> _What is required_
Report the total number of lines that include the string "High", without any other text.

> _Provided data_
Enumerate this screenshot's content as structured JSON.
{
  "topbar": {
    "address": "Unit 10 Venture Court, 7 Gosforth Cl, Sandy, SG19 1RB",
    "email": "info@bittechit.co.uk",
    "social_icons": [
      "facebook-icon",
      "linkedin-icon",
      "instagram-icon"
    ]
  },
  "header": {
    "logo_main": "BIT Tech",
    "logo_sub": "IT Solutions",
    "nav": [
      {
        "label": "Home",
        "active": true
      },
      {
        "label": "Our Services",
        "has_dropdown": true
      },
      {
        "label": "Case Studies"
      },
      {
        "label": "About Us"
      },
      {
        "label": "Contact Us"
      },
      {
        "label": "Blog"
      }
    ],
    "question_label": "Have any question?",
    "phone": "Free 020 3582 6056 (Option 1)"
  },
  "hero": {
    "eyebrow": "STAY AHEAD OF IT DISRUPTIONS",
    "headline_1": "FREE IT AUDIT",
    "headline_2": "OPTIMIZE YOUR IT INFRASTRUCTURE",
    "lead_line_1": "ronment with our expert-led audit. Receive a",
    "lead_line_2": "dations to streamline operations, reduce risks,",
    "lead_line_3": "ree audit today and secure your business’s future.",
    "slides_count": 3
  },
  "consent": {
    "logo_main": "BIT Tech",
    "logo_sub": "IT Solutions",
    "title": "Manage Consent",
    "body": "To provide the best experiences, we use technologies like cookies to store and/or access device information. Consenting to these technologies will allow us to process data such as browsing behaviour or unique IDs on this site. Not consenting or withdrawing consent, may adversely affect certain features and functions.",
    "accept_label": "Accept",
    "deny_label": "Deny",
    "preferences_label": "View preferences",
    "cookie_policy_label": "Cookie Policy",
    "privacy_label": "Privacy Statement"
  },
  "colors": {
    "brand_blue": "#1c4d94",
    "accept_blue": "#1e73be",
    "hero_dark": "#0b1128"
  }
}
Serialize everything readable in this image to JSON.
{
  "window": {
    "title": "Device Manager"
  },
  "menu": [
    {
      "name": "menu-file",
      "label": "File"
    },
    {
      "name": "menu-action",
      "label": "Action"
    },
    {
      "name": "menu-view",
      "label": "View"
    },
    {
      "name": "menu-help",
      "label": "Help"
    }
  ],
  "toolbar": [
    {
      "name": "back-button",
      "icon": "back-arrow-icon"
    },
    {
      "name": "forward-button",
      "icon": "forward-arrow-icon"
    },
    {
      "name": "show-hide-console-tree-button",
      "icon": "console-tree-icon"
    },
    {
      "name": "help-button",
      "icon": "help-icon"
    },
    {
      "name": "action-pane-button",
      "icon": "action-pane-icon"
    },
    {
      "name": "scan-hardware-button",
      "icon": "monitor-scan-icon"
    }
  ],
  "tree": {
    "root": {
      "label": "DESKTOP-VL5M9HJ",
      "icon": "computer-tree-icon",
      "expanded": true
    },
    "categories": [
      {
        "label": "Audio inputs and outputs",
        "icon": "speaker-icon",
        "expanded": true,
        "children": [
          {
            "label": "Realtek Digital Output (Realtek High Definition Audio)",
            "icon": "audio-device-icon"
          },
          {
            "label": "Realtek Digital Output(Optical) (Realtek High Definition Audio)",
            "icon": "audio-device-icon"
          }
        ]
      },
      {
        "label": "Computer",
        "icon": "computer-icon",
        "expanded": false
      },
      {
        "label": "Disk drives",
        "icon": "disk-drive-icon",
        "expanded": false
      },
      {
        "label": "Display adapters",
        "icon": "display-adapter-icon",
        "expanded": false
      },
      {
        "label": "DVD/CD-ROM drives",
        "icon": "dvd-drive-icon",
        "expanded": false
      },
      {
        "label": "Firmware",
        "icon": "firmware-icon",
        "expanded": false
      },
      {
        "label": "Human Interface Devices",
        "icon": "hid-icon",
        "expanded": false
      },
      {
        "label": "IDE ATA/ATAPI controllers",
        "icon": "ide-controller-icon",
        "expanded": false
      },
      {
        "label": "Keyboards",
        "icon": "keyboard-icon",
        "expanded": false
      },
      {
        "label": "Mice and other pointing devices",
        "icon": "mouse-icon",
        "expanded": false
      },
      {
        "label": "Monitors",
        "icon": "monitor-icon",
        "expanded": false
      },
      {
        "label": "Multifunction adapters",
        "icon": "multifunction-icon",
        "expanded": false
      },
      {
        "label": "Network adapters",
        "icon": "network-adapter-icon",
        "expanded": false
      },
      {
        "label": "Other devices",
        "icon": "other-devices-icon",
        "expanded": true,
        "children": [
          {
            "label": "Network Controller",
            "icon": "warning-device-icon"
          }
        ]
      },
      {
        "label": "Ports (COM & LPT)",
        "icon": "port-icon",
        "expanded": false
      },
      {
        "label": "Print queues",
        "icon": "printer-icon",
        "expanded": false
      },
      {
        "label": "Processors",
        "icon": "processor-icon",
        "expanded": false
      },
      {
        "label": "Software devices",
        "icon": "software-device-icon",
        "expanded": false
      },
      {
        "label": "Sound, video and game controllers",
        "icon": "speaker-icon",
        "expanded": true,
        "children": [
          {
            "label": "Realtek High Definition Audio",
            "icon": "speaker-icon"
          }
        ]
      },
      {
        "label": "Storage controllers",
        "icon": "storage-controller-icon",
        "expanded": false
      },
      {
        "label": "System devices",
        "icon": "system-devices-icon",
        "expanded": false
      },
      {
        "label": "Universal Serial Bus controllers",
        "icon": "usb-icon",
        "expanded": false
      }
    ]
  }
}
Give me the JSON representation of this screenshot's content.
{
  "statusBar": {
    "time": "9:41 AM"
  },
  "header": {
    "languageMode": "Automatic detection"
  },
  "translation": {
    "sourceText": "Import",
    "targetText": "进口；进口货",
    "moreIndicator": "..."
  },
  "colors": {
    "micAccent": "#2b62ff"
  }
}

> _Output for this exercise_
3